**Data items**.
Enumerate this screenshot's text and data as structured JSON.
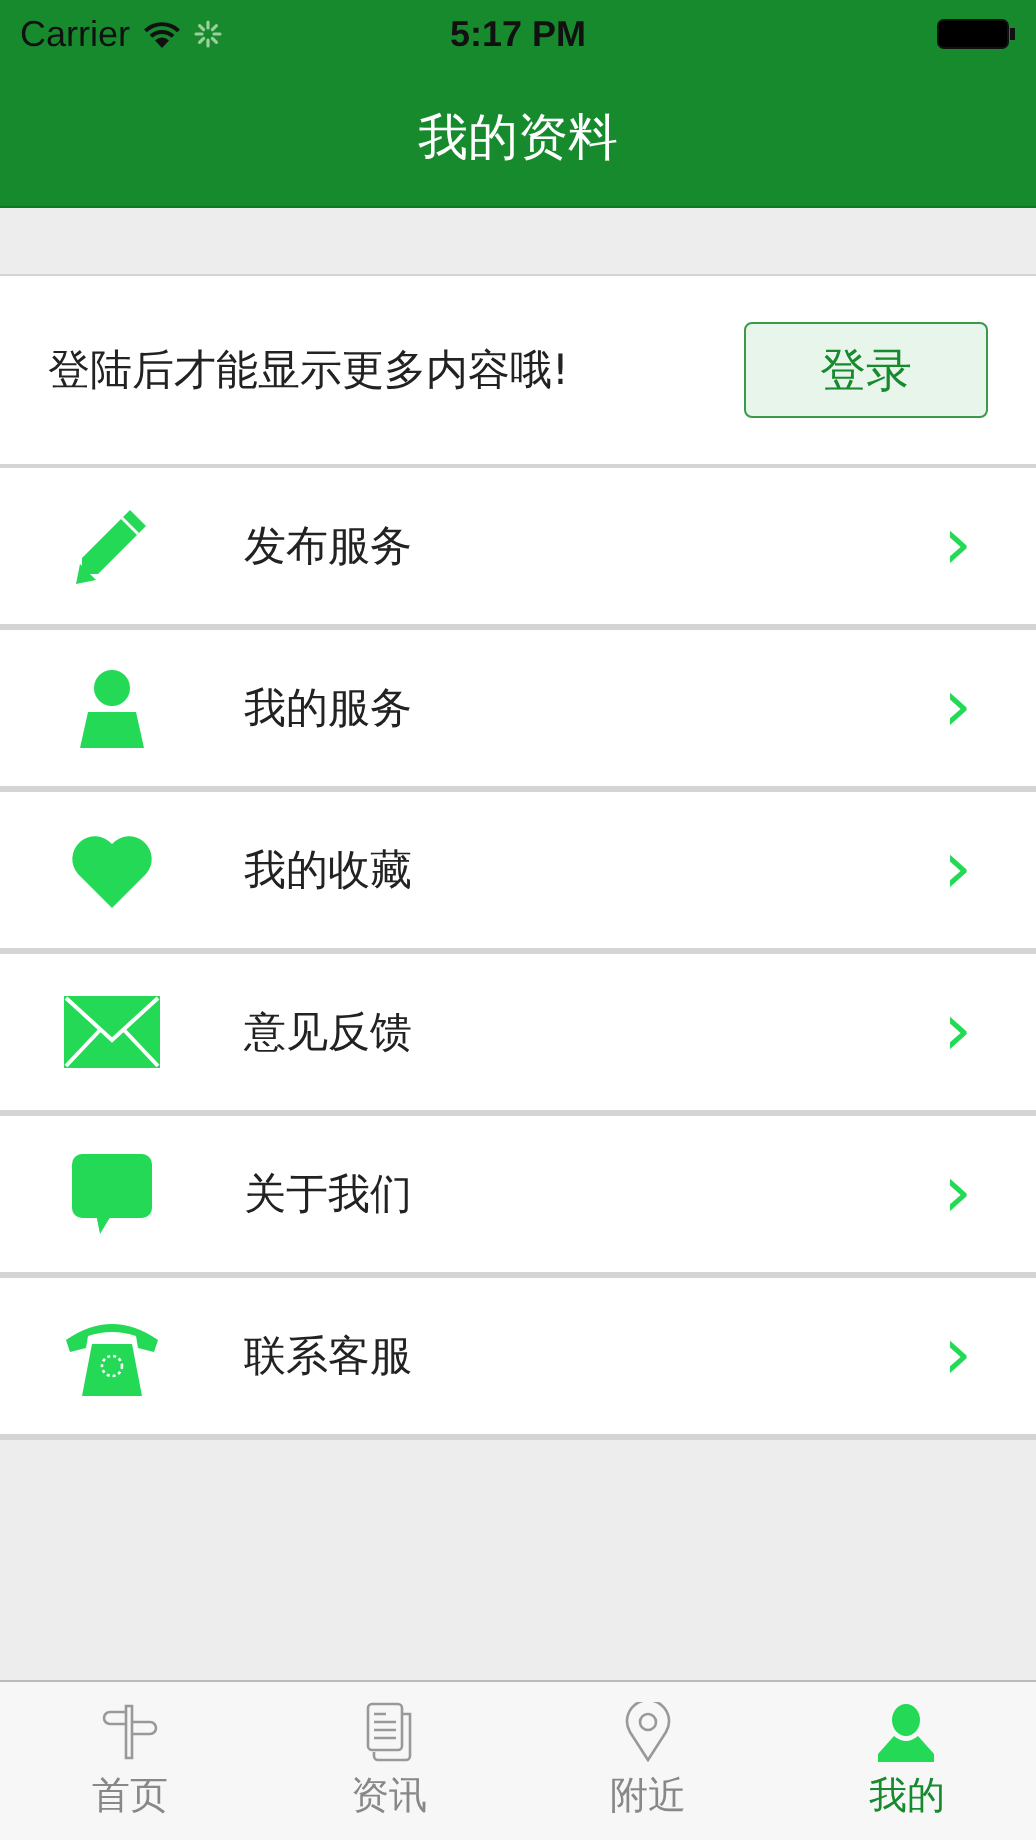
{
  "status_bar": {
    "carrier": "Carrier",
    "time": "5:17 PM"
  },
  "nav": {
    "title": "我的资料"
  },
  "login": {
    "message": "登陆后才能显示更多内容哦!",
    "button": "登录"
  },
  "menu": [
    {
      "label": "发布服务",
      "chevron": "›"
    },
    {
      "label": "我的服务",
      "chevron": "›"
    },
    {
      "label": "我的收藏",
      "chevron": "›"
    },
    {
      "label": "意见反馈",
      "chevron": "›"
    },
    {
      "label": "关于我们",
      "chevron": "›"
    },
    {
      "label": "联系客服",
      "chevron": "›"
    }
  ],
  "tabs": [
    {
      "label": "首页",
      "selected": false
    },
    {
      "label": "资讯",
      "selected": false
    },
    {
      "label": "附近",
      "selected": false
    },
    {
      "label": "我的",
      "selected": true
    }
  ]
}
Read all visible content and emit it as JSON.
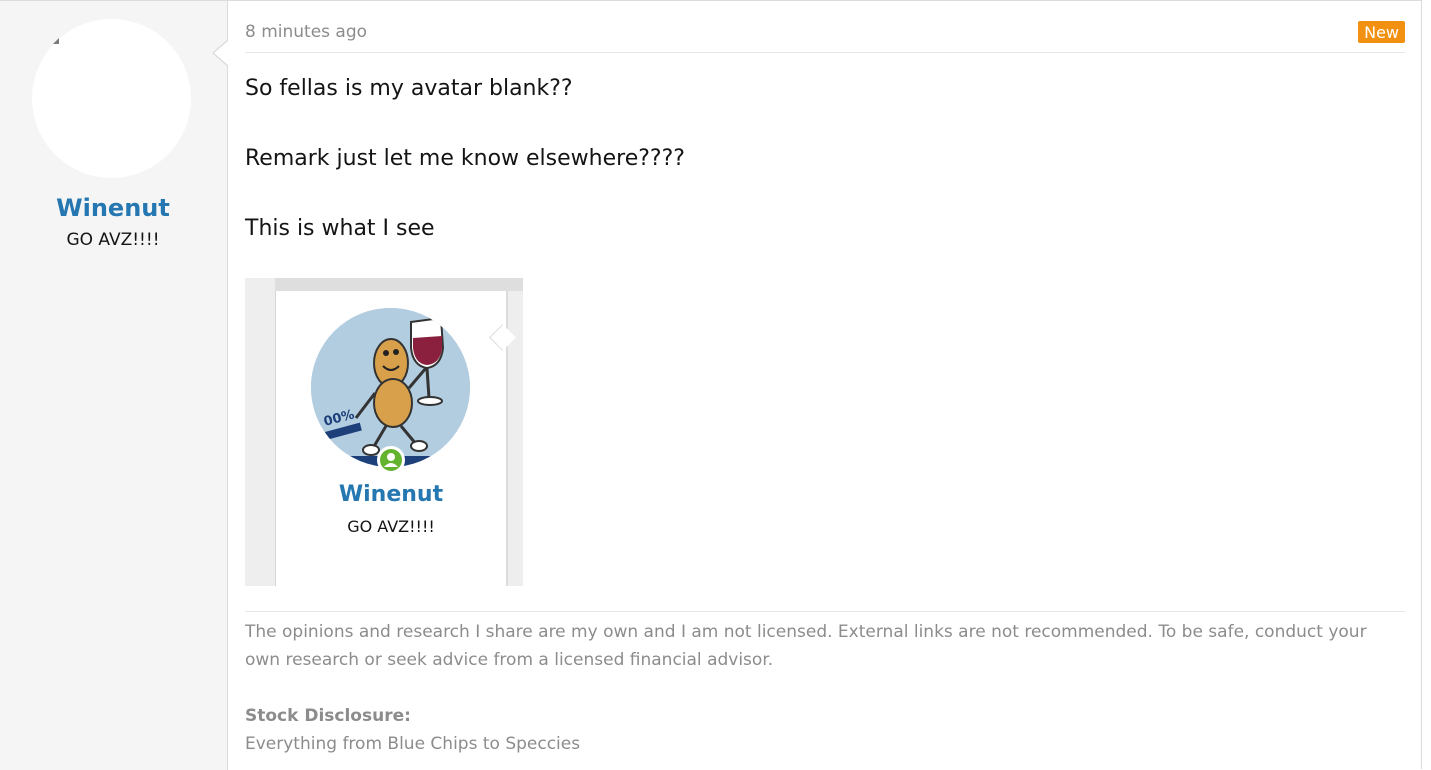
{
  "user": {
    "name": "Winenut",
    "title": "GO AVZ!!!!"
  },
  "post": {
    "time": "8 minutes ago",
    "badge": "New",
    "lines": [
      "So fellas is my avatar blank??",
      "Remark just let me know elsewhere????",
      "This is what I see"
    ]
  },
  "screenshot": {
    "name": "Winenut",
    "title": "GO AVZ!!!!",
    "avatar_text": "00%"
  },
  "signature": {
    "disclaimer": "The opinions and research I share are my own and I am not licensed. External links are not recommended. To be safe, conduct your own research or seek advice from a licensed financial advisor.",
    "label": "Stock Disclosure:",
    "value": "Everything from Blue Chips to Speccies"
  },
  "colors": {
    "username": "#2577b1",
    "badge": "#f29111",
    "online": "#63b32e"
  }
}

**To be done**. Pictures are to be left out; all else in the entries above is to be quoted exactly.

**Task response**.
Enumerate this screenshot's text and data as structured JSON.
{
  "status_bar": {
    "carrier": "Carrier",
    "time": "5:17 PM"
  },
  "nav": {
    "title": "我的资料"
  },
  "login": {
    "message": "登陆后才能显示更多内容哦!",
    "button": "登录"
  },
  "menu": [
    {
      "label": "发布服务",
      "chevron": "›"
    },
    {
      "label": "我的服务",
      "chevron": "›"
    },
    {
      "label": "我的收藏",
      "chevron": "›"
    },
    {
      "label": "意见反馈",
      "chevron": "›"
    },
    {
      "label": "关于我们",
      "chevron": "›"
    },
    {
      "label": "联系客服",
      "chevron": "›"
    }
  ],
  "tabs": [
    {
      "label": "首页",
      "selected": false
    },
    {
      "label": "资讯",
      "selected": false
    },
    {
      "label": "附近",
      "selected": false
    },
    {
      "label": "我的",
      "selected": true
    }
  ]
}
Read all visible content and emit it as JSON.
{
  "user": {
    "name": "Winenut",
    "title": "GO AVZ!!!!"
  },
  "post": {
    "time": "8 minutes ago",
    "badge": "New",
    "lines": [
      "So fellas is my avatar blank??",
      "Remark just let me know elsewhere????",
      "This is what I see"
    ]
  },
  "screenshot": {
    "name": "Winenut",
    "title": "GO AVZ!!!!",
    "avatar_text": "00%"
  },
  "signature": {
    "disclaimer": "The opinions and research I share are my own and I am not licensed. External links are not recommended. To be safe, conduct your own research or seek advice from a licensed financial advisor.",
    "label": "Stock Disclosure:",
    "value": "Everything from Blue Chips to Speccies"
  },
  "colors": {
    "username": "#2577b1",
    "badge": "#f29111",
    "online": "#63b32e"
  }
}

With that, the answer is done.